§ **Goal of the exercise**
Find how many lines of the listing include the string "มใดใช", and report only that figure.

** BEGIN **

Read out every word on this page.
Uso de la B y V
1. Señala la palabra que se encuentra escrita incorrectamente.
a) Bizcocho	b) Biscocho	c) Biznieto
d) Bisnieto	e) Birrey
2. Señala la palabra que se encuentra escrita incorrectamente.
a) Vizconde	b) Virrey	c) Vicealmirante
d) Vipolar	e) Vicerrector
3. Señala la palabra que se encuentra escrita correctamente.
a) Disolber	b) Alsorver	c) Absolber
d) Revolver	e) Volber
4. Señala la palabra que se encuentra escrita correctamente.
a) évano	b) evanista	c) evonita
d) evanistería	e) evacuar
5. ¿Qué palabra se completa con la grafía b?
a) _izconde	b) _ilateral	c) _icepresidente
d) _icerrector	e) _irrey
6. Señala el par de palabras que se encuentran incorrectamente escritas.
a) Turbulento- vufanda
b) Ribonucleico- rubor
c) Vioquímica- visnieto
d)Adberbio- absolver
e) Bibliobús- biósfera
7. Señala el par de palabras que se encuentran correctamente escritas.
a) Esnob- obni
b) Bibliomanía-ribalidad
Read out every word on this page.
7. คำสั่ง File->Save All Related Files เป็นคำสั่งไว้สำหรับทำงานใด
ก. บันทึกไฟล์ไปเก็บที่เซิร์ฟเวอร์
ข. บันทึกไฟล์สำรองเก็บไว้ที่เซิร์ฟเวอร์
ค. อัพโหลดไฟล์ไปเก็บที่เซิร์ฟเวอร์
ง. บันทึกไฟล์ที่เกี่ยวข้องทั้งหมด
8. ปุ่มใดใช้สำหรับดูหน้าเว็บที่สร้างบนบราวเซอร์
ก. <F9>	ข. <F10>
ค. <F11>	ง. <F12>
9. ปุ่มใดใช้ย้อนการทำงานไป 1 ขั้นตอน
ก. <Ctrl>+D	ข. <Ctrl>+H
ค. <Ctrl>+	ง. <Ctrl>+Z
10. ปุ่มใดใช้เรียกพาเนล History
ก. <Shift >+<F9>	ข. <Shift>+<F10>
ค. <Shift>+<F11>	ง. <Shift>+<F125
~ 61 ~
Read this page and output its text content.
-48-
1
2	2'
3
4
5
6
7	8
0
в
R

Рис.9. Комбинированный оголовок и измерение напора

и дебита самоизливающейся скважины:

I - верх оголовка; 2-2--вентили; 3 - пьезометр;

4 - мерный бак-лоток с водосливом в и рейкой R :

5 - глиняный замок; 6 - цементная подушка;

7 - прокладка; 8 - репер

** END **

§ **Task solution**
3